*INSTRUCTION:*
The records that follow are to be transcribed in full, without their images.

*RECORDS SHOWN:*
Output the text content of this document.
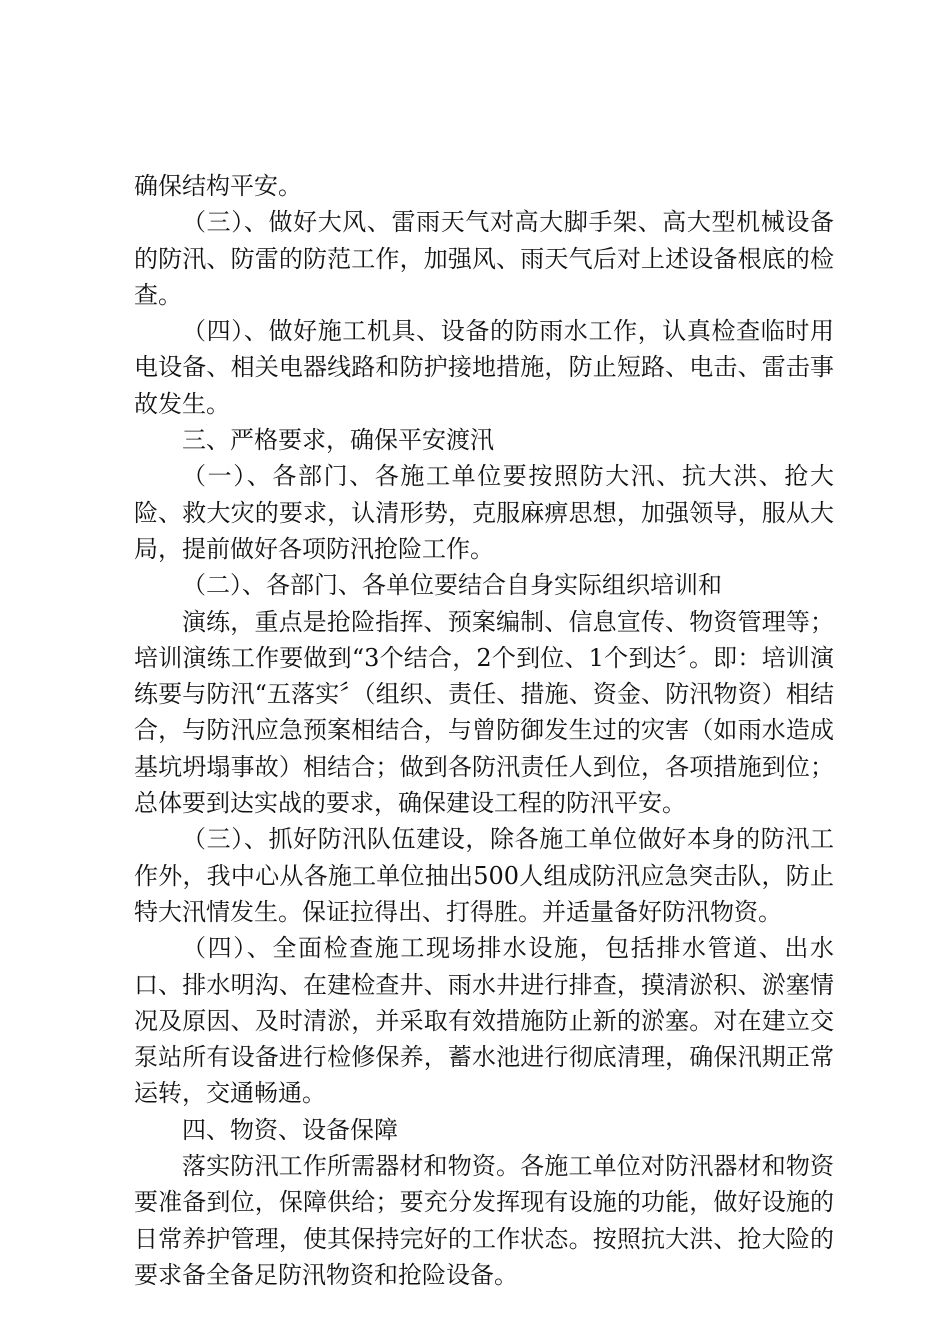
确保结构平安。

（三）、做好大风、雷雨天气对高大脚手架、高大型机械设备的防汛、防雷的防范工作，加强风、雨天气后对上述设备根底的检查。

（四）、做好施工机具、设备的防雨水工作，认真检查临时用电设备、相关电器线路和防护接地措施，防止短路、电击、雷击事故发生。

三、严格要求，确保平安渡汛

（一）、各部门、各施工单位要按照防大汛、抗大洪、抢大险、救大灾的要求，认清形势，克服麻痹思想，加强领导，服从大局，提前做好各项防汛抢险工作。

（二）、各部门、各单位要结合自身实际组织培训和

演练，重点是抢险指挥、预案编制、信息宣传、物资管理等；培训演练工作要做到“3个结合，2个到位、1个到达〞。即：培训演练要与防汛“五落实〞（组织、责任、措施、资金、防汛物资）相结合，与防汛应急预案相结合，与曾防御发生过的灾害（如雨水造成基坑坍塌事故）相结合；做到各防汛责任人到位，各项措施到位；总体要到达实战的要求，确保建设工程的防汛平安。

（三）、抓好防汛队伍建设，除各施工单位做好本身的防汛工作外，我中心从各施工单位抽出500人组成防汛应急突击队，防止特大汛情发生。保证拉得出、打得胜。并适量备好防汛物资。

（四）、全面检查施工现场排水设施，包括排水管道、出水口、排水明沟、在建检查井、雨水井进行排查，摸清淤积、淤塞情况及原因、及时清淤，并采取有效措施防止新的淤塞。对在建立交泵站所有设备进行检修保养，蓄水池进行彻底清理，确保汛期正常运转，交通畅通。

四、物资、设备保障

落实防汛工作所需器材和物资。各施工单位对防汛器材和物资要准备到位，保障供给；要充分发挥现有设施的功能，做好设施的日常养护管理，使其保持完好的工作状态。按照抗大洪、抢大险的要求备全备足防汛物资和抢险设备。
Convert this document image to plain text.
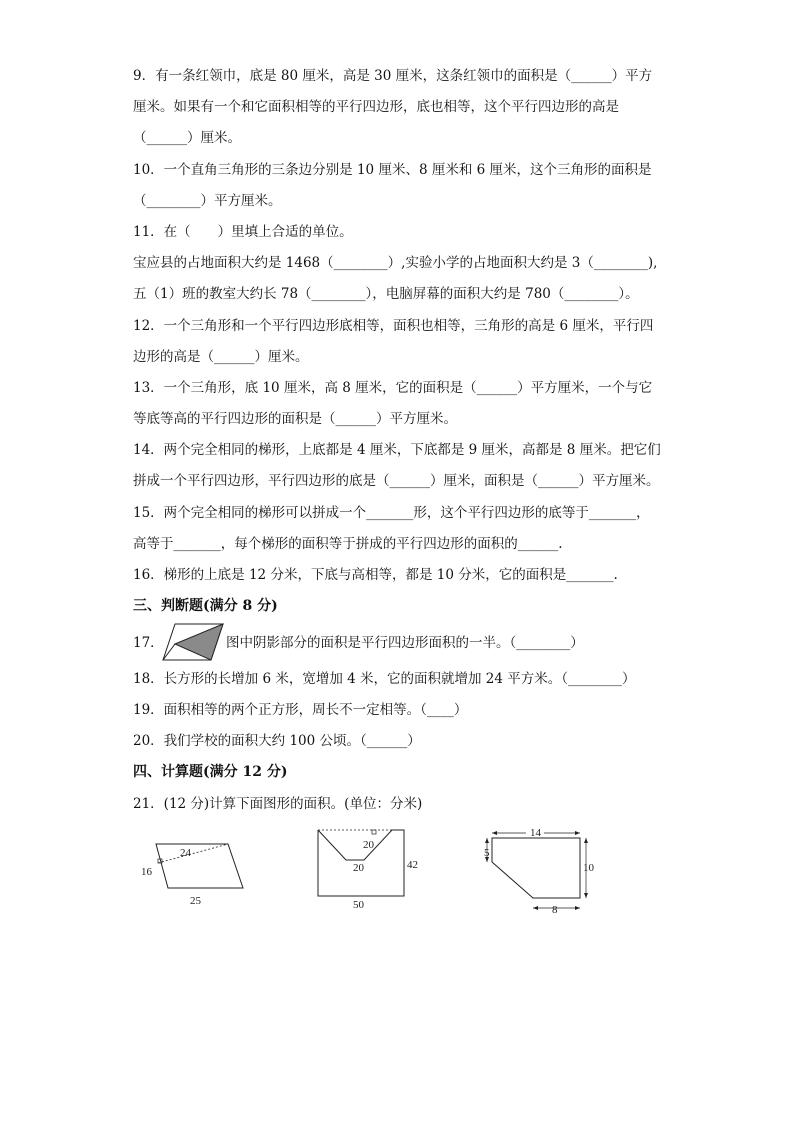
9．有一条红领巾，底是 80 厘米，高是 30 厘米，这条红领巾的面积是（______）平方
厘米。如果有一个和它面积相等的平行四边形，底也相等，这个平行四边形的高是
（______）厘米。
10．一个直角三角形的三条边分别是 10 厘米、8 厘米和 6 厘米，这个三角形的面积是
（________）平方厘米。
11．在（　　）里填上合适的单位。
宝应县的占地面积大约是 1468（________）,实验小学的占地面积大约是 3（________),
五（1）班的教室大约长 78（________），电脑屏幕的面积大约是 780（________）。
12．一个三角形和一个平行四边形底相等，面积也相等，三角形的高是 6 厘米，平行四
边形的高是（______）厘米。
13．一个三角形，底 10 厘米，高 8 厘米，它的面积是（______）平方厘米，一个与它
等底等高的平行四边形的面积是（______）平方厘米。
14．两个完全相同的梯形，上底都是 4 厘米，下底都是 9 厘米，高都是 8 厘米。把它们
拼成一个平行四边形，平行四边形的底是（______）厘米，面积是（______）平方厘米。
15．两个完全相同的梯形可以拼成一个_______形，这个平行四边形的底等于_______，
高等于_______，每个梯形的面积等于拼成的平行四边形的面积的______.
16．梯形的上底是 12 分米，下底与高相等，都是 10 分米，它的面积是_______.
三、判断题(满分 8 分)
17．	图中阴影部分的面积是平行四边形面积的一半。（________）
18．长方形的长增加 6 米，宽增加 4 米，它的面积就增加 24 平方米。（________）
19．面积相等的两个正方形，周长不一定相等。（____）
20．我们学校的面积大约 100 公顷。（______）
四、计算题(满分 12 分)
21．(12 分)计算下面图形的面积。(单位：分米)
24
16
25
20
20	42
50
14
5
10
8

*FULL RESPONSE:*
Output the text content of this document.
确保结构平安。

（三）、做好大风、雷雨天气对高大脚手架、高大型机械设备的防汛、防雷的防范工作，加强风、雨天气后对上述设备根底的检查。

（四）、做好施工机具、设备的防雨水工作，认真检查临时用电设备、相关电器线路和防护接地措施，防止短路、电击、雷击事故发生。

三、严格要求，确保平安渡汛

（一）、各部门、各施工单位要按照防大汛、抗大洪、抢大险、救大灾的要求，认清形势，克服麻痹思想，加强领导，服从大局，提前做好各项防汛抢险工作。

（二）、各部门、各单位要结合自身实际组织培训和

演练，重点是抢险指挥、预案编制、信息宣传、物资管理等；培训演练工作要做到“3个结合，2个到位、1个到达〞。即：培训演练要与防汛“五落实〞（组织、责任、措施、资金、防汛物资）相结合，与防汛应急预案相结合，与曾防御发生过的灾害（如雨水造成基坑坍塌事故）相结合；做到各防汛责任人到位，各项措施到位；总体要到达实战的要求，确保建设工程的防汛平安。

（三）、抓好防汛队伍建设，除各施工单位做好本身的防汛工作外，我中心从各施工单位抽出500人组成防汛应急突击队，防止特大汛情发生。保证拉得出、打得胜。并适量备好防汛物资。

（四）、全面检查施工现场排水设施，包括排水管道、出水口、排水明沟、在建检查井、雨水井进行排查，摸清淤积、淤塞情况及原因、及时清淤，并采取有效措施防止新的淤塞。对在建立交泵站所有设备进行检修保养，蓄水池进行彻底清理，确保汛期正常运转，交通畅通。

四、物资、设备保障

落实防汛工作所需器材和物资。各施工单位对防汛器材和物资要准备到位，保障供给；要充分发挥现有设施的功能，做好设施的日常养护管理，使其保持完好的工作状态。按照抗大洪、抢大险的要求备全备足防汛物资和抢险设备。
Convert this document image to plain text.
9．有一条红领巾，底是 80 厘米，高是 30 厘米，这条红领巾的面积是（______）平方
厘米。如果有一个和它面积相等的平行四边形，底也相等，这个平行四边形的高是
（______）厘米。
10．一个直角三角形的三条边分别是 10 厘米、8 厘米和 6 厘米，这个三角形的面积是
（________）平方厘米。
11．在（　　）里填上合适的单位。
宝应县的占地面积大约是 1468（________）,实验小学的占地面积大约是 3（________),
五（1）班的教室大约长 78（________），电脑屏幕的面积大约是 780（________）。
12．一个三角形和一个平行四边形底相等，面积也相等，三角形的高是 6 厘米，平行四
边形的高是（______）厘米。
13．一个三角形，底 10 厘米，高 8 厘米，它的面积是（______）平方厘米，一个与它
等底等高的平行四边形的面积是（______）平方厘米。
14．两个完全相同的梯形，上底都是 4 厘米，下底都是 9 厘米，高都是 8 厘米。把它们
拼成一个平行四边形，平行四边形的底是（______）厘米，面积是（______）平方厘米。
15．两个完全相同的梯形可以拼成一个_______形，这个平行四边形的底等于_______，
高等于_______，每个梯形的面积等于拼成的平行四边形的面积的______.
16．梯形的上底是 12 分米，下底与高相等，都是 10 分米，它的面积是_______.
三、判断题(满分 8 分)
17．	图中阴影部分的面积是平行四边形面积的一半。（________）
18．长方形的长增加 6 米，宽增加 4 米，它的面积就增加 24 平方米。（________）
19．面积相等的两个正方形，周长不一定相等。（____）
20．我们学校的面积大约 100 公顷。（______）
四、计算题(满分 12 分)
21．(12 分)计算下面图形的面积。(单位：分米)
24
16
25
20
20	42
50
14
5
10
8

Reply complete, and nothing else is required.